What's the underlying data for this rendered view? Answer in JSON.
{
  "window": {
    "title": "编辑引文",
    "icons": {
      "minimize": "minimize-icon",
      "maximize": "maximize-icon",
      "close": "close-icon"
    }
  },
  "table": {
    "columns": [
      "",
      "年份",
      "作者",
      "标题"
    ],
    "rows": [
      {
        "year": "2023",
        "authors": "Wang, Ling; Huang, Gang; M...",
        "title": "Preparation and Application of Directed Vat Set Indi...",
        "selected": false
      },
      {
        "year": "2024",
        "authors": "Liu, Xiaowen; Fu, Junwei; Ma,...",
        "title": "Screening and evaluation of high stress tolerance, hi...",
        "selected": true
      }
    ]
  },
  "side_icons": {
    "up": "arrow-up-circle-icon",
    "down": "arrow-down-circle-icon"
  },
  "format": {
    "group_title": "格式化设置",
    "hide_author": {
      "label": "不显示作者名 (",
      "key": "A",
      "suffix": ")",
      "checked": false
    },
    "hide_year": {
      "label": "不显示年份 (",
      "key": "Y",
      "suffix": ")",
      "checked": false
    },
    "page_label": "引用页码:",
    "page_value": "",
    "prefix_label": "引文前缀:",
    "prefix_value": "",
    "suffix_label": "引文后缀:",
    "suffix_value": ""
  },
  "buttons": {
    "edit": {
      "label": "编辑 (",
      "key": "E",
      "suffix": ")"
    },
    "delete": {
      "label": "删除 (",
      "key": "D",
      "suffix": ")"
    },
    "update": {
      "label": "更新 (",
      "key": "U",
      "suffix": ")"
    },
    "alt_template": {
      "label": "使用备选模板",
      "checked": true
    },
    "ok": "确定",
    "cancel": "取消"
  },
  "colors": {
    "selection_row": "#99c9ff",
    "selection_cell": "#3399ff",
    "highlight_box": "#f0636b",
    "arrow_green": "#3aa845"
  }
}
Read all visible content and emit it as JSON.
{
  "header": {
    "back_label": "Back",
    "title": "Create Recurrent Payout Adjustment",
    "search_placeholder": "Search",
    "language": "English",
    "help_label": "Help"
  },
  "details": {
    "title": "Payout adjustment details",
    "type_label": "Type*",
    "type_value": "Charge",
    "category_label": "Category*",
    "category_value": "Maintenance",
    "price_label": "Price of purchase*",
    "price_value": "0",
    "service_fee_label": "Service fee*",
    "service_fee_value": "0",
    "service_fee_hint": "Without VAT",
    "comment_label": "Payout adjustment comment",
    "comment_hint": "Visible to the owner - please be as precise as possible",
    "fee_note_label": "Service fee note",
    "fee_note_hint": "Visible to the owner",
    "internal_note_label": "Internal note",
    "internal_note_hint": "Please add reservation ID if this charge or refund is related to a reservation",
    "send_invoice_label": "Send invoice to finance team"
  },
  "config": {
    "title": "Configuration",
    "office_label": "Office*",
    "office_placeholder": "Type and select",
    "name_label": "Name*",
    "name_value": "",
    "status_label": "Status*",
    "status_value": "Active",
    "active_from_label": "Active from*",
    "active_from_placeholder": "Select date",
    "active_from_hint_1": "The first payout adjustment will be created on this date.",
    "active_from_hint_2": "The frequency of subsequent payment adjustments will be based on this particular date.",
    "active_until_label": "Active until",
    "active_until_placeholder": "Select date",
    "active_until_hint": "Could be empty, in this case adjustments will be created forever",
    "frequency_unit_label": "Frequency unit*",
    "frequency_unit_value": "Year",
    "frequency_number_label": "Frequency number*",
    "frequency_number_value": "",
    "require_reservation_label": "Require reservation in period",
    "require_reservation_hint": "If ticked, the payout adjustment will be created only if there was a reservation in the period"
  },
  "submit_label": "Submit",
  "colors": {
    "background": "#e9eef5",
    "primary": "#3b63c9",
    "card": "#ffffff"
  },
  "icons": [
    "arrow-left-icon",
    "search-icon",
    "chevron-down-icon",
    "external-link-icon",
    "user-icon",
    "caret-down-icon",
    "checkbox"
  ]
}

= = = = = = =

Your task is to extract all of the records exactly.

What's the underlying data for this rendered view? Answer in JSON.
{
  "window": {
    "title": "编辑引文",
    "icons": {
      "minimize": "minimize-icon",
      "maximize": "maximize-icon",
      "close": "close-icon"
    }
  },
  "table": {
    "columns": [
      "",
      "年份",
      "作者",
      "标题"
    ],
    "rows": [
      {
        "year": "2023",
        "authors": "Wang, Ling; Huang, Gang; M...",
        "title": "Preparation and Application of Directed Vat Set Indi...",
        "selected": false
      },
      {
        "year": "2024",
        "authors": "Liu, Xiaowen; Fu, Junwei; Ma,...",
        "title": "Screening and evaluation of high stress tolerance, hi...",
        "selected": true
      }
    ]
  },
  "side_icons": {
    "up": "arrow-up-circle-icon",
    "down": "arrow-down-circle-icon"
  },
  "format": {
    "group_title": "格式化设置",
    "hide_author": {
      "label": "不显示作者名 (",
      "key": "A",
      "suffix": ")",
      "checked": false
    },
    "hide_year": {
      "label": "不显示年份 (",
      "key": "Y",
      "suffix": ")",
      "checked": false
    },
    "page_label": "引用页码:",
    "page_value": "",
    "prefix_label": "引文前缀:",
    "prefix_value": "",
    "suffix_label": "引文后缀:",
    "suffix_value": ""
  },
  "buttons": {
    "edit": {
      "label": "编辑 (",
      "key": "E",
      "suffix": ")"
    },
    "delete": {
      "label": "删除 (",
      "key": "D",
      "suffix": ")"
    },
    "update": {
      "label": "更新 (",
      "key": "U",
      "suffix": ")"
    },
    "alt_template": {
      "label": "使用备选模板",
      "checked": true
    },
    "ok": "确定",
    "cancel": "取消"
  },
  "colors": {
    "selection_row": "#99c9ff",
    "selection_cell": "#3399ff",
    "highlight_box": "#f0636b",
    "arrow_green": "#3aa845"
  }
}
Read all visible content and emit it as JSON.
{
  "header": {
    "back_label": "Back",
    "title": "Create Recurrent Payout Adjustment",
    "search_placeholder": "Search",
    "language": "English",
    "help_label": "Help"
  },
  "details": {
    "title": "Payout adjustment details",
    "type_label": "Type*",
    "type_value": "Charge",
    "category_label": "Category*",
    "category_value": "Maintenance",
    "price_label": "Price of purchase*",
    "price_value": "0",
    "service_fee_label": "Service fee*",
    "service_fee_value": "0",
    "service_fee_hint": "Without VAT",
    "comment_label": "Payout adjustment comment",
    "comment_hint": "Visible to the owner - please be as precise as possible",
    "fee_note_label": "Service fee note",
    "fee_note_hint": "Visible to the owner",
    "internal_note_label": "Internal note",
    "internal_note_hint": "Please add reservation ID if this charge or refund is related to a reservation",
    "send_invoice_label": "Send invoice to finance team"
  },
  "config": {
    "title": "Configuration",
    "office_label": "Office*",
    "office_placeholder": "Type and select",
    "name_label": "Name*",
    "name_value": "",
    "status_label": "Status*",
    "status_value": "Active",
    "active_from_label": "Active from*",
    "active_from_placeholder": "Select date",
    "active_from_hint_1": "The first payout adjustment will be created on this date.",
    "active_from_hint_2": "The frequency of subsequent payment adjustments will be based on this particular date.",
    "active_until_label": "Active until",
    "active_until_placeholder": "Select date",
    "active_until_hint": "Could be empty, in this case adjustments will be created forever",
    "frequency_unit_label": "Frequency unit*",
    "frequency_unit_value": "Year",
    "frequency_number_label": "Frequency number*",
    "frequency_number_value": "",
    "require_reservation_label": "Require reservation in period",
    "require_reservation_hint": "If ticked, the payout adjustment will be created only if there was a reservation in the period"
  },
  "submit_label": "Submit",
  "colors": {
    "background": "#e9eef5",
    "primary": "#3b63c9",
    "card": "#ffffff"
  },
  "icons": [
    "arrow-left-icon",
    "search-icon",
    "chevron-down-icon",
    "external-link-icon",
    "user-icon",
    "caret-down-icon",
    "checkbox"
  ]
}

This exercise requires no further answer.